(Dataset items)
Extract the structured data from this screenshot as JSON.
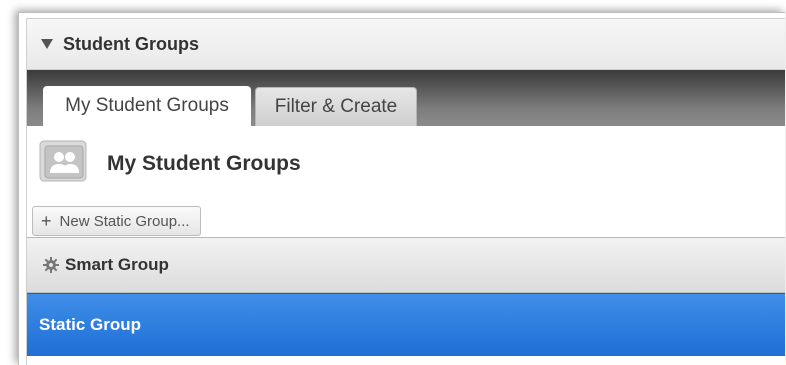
{
  "panel": {
    "title": "Student Groups"
  },
  "tabs": [
    {
      "label": "My Student Groups",
      "active": true
    },
    {
      "label": "Filter & Create",
      "active": false
    }
  ],
  "content": {
    "title": "My Student Groups",
    "new_group_button": {
      "icon": "plus-icon",
      "label": "New Static Group..."
    }
  },
  "groups": [
    {
      "label": "Smart Group",
      "icon": "gear-icon",
      "selected": false
    },
    {
      "label": "Static Group",
      "selected": true
    }
  ],
  "colors": {
    "selected_row": "#2a7ade",
    "tab_strip": "#5a5a5a"
  }
}
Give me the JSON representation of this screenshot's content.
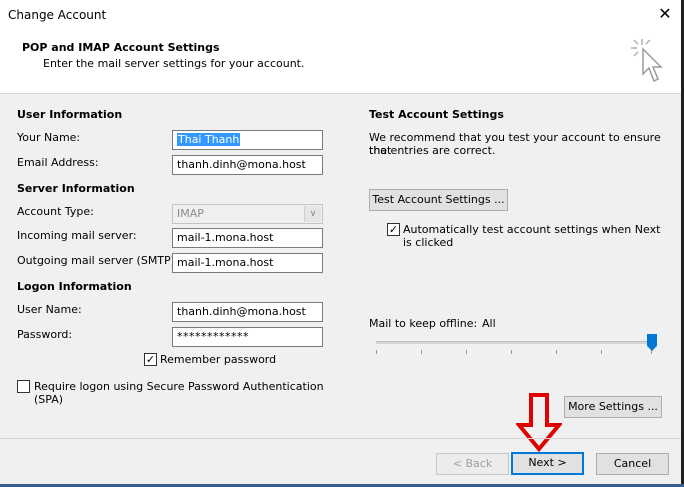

Short task >>
Quote every line word for word and keep the images out of the copy.

Final answer >>
Extract the structured data from this screenshot as JSON.
{
  "panel": {
    "title": "Student Groups"
  },
  "tabs": [
    {
      "label": "My Student Groups",
      "active": true
    },
    {
      "label": "Filter & Create",
      "active": false
    }
  ],
  "content": {
    "title": "My Student Groups",
    "new_group_button": {
      "icon": "plus-icon",
      "label": "New Static Group..."
    }
  },
  "groups": [
    {
      "label": "Smart Group",
      "icon": "gear-icon",
      "selected": false
    },
    {
      "label": "Static Group",
      "selected": true
    }
  ],
  "colors": {
    "selected_row": "#2a7ade",
    "tab_strip": "#5a5a5a"
  }
}
Give me the JSON representation of this screenshot's content.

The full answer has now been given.